» EXERCISE OBJECTIVE
Copy the records word for word, starting at the very first line and ending at the line that contains "sketch-photo-canvas: 12. 8".

» RECORDS SUPPLIED
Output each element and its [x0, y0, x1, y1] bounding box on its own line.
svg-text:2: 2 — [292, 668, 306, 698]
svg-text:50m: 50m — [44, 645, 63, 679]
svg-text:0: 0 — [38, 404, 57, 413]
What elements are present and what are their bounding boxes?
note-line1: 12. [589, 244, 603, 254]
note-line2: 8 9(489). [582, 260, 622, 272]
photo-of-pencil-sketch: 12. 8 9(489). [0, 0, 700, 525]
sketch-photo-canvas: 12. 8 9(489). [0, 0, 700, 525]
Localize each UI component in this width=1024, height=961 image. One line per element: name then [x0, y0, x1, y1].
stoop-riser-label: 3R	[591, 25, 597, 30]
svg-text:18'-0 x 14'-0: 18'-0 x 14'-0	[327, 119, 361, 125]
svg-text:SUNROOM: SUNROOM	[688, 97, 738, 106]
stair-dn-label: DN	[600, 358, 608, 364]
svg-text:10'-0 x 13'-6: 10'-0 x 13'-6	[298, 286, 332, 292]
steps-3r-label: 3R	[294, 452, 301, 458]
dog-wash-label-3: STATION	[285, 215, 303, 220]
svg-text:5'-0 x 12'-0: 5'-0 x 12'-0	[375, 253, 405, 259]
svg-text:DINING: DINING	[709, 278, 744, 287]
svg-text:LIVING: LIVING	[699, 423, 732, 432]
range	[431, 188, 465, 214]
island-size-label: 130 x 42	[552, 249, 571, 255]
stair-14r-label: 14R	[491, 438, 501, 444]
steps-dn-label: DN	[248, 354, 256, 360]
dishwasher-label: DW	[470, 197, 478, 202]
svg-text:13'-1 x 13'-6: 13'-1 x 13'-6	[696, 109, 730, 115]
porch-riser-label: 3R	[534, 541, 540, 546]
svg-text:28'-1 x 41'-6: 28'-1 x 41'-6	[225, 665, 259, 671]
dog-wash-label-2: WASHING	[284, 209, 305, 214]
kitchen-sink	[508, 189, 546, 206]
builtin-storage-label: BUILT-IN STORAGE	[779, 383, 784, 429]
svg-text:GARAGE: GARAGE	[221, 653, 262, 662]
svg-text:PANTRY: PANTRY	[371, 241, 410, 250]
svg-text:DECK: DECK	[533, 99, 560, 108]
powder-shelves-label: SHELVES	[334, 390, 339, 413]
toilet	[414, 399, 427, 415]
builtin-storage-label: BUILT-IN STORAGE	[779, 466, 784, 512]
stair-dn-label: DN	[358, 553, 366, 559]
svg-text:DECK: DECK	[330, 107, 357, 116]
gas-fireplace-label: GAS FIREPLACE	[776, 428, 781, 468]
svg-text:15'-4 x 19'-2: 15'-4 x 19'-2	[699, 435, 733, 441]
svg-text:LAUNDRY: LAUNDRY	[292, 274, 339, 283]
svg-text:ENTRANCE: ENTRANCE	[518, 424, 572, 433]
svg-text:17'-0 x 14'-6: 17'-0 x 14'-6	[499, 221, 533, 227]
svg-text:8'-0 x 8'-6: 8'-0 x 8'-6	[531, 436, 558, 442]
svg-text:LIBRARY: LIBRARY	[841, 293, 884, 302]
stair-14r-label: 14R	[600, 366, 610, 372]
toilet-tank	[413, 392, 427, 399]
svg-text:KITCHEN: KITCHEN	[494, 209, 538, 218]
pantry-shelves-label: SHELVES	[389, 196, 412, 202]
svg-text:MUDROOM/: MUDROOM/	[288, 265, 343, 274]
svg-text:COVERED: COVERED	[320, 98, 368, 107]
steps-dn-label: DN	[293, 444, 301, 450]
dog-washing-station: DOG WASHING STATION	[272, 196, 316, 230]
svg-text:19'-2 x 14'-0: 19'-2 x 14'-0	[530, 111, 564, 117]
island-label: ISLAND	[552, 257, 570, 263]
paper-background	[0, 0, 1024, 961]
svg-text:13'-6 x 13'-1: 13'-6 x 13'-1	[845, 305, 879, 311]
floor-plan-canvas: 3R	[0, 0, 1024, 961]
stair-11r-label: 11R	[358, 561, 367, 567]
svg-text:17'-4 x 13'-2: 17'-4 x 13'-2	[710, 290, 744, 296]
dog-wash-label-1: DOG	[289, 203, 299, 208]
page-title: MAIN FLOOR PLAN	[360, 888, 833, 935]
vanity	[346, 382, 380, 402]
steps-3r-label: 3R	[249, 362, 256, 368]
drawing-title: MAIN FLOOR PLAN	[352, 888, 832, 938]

» REPLY TO THE EXERCISE
Output each element and its [x0, y0, x1, y1] bounding box on its own line.
svg-text:2: 2 — [292, 668, 306, 698]
svg-text:50m: 50m — [44, 645, 63, 679]
svg-text:0: 0 — [38, 404, 57, 413]
What elements are present and what are their bounding boxes?
note-line1: 12. [589, 244, 603, 254]
note-line2: 8 9(489). [582, 260, 622, 272]
photo-of-pencil-sketch: 12. 8 9(489). [0, 0, 700, 525]
sketch-photo-canvas: 12. 8 9(489). [0, 0, 700, 525]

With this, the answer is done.